• [Task prompt]: Write out the full listing exactly as given, minus the images.

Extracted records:
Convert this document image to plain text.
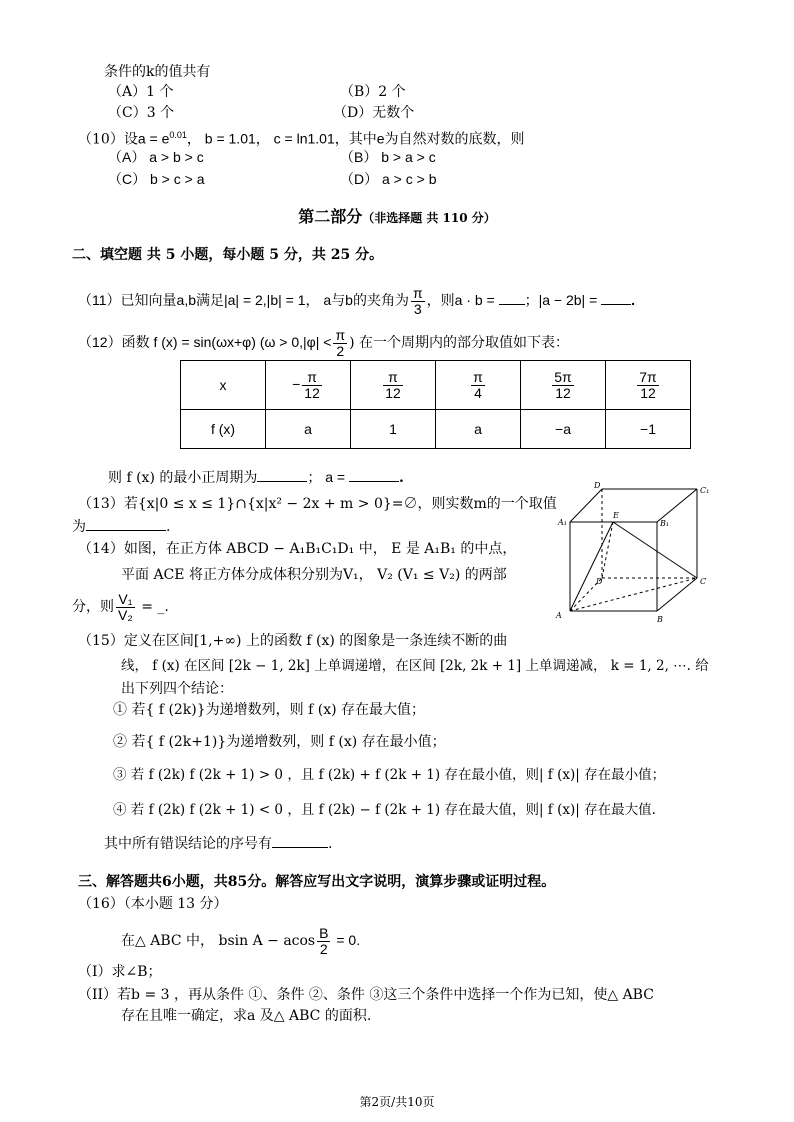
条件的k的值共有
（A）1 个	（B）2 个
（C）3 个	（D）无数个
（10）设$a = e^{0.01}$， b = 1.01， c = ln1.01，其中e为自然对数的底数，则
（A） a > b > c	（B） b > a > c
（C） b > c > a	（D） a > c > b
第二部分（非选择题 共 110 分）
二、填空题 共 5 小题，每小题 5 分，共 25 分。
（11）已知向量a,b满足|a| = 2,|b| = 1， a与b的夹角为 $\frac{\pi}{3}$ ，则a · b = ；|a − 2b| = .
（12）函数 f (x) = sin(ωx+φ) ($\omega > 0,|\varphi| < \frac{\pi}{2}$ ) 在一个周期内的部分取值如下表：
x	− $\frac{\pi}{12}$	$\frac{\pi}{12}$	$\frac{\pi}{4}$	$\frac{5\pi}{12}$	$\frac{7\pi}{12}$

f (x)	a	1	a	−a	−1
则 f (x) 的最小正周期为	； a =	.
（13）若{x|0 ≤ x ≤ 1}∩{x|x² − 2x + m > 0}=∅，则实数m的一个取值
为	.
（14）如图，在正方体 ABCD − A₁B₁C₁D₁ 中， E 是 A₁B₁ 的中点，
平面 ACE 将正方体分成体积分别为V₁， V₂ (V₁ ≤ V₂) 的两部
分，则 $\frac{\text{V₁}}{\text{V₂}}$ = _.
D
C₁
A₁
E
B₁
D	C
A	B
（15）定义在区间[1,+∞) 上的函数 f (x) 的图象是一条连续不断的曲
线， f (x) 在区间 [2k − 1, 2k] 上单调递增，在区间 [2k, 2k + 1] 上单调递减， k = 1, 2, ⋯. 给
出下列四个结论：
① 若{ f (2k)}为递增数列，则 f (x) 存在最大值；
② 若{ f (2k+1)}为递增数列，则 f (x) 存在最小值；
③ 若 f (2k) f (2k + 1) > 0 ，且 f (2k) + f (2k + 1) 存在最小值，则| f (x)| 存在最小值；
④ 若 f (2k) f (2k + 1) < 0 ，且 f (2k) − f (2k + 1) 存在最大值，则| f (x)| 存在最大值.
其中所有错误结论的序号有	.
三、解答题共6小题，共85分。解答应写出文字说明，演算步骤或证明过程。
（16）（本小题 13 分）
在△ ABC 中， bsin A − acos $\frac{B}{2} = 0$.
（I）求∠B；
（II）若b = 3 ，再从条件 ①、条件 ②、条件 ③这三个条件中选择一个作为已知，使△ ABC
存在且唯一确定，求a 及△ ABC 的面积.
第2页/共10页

• [Full answer]:
Convert this document image to plain text.
条件的k的值共有
（A）1 个	（B）2 个
（C）3 个	（D）无数个
（10）设$a = e^{0.01}$， b = 1.01， c = ln1.01，其中e为自然对数的底数，则
（A） a > b > c	（B） b > a > c
（C） b > c > a	（D） a > c > b
第二部分（非选择题 共 110 分）
二、填空题 共 5 小题，每小题 5 分，共 25 分。
（11）已知向量a,b满足|a| = 2,|b| = 1， a与b的夹角为 $\frac{\pi}{3}$ ，则a · b = ；|a − 2b| = .
（12）函数 f (x) = sin(ωx+φ) ($\omega > 0,|\varphi| < \frac{\pi}{2}$ ) 在一个周期内的部分取值如下表：
x	− $\frac{\pi}{12}$	$\frac{\pi}{12}$	$\frac{\pi}{4}$	$\frac{5\pi}{12}$	$\frac{7\pi}{12}$

f (x)	a	1	a	−a	−1
则 f (x) 的最小正周期为	； a =	.
（13）若{x|0 ≤ x ≤ 1}∩{x|x² − 2x + m > 0}=∅，则实数m的一个取值
为	.
（14）如图，在正方体 ABCD − A₁B₁C₁D₁ 中， E 是 A₁B₁ 的中点，
平面 ACE 将正方体分成体积分别为V₁， V₂ (V₁ ≤ V₂) 的两部
分，则 $\frac{\text{V₁}}{\text{V₂}}$ = _.
D
C₁
A₁
E
B₁
D	C
A	B
（15）定义在区间[1,+∞) 上的函数 f (x) 的图象是一条连续不断的曲
线， f (x) 在区间 [2k − 1, 2k] 上单调递增，在区间 [2k, 2k + 1] 上单调递减， k = 1, 2, ⋯. 给
出下列四个结论：
① 若{ f (2k)}为递增数列，则 f (x) 存在最大值；
② 若{ f (2k+1)}为递增数列，则 f (x) 存在最小值；
③ 若 f (2k) f (2k + 1) > 0 ，且 f (2k) + f (2k + 1) 存在最小值，则| f (x)| 存在最小值；
④ 若 f (2k) f (2k + 1) < 0 ，且 f (2k) − f (2k + 1) 存在最大值，则| f (x)| 存在最大值.
其中所有错误结论的序号有	.
三、解答题共6小题，共85分。解答应写出文字说明，演算步骤或证明过程。
（16）（本小题 13 分）
在△ ABC 中， bsin A − acos $\frac{B}{2} = 0$.
（I）求∠B；
（II）若b = 3 ，再从条件 ①、条件 ②、条件 ③这三个条件中选择一个作为已知，使△ ABC
存在且唯一确定，求a 及△ ABC 的面积.
第2页/共10页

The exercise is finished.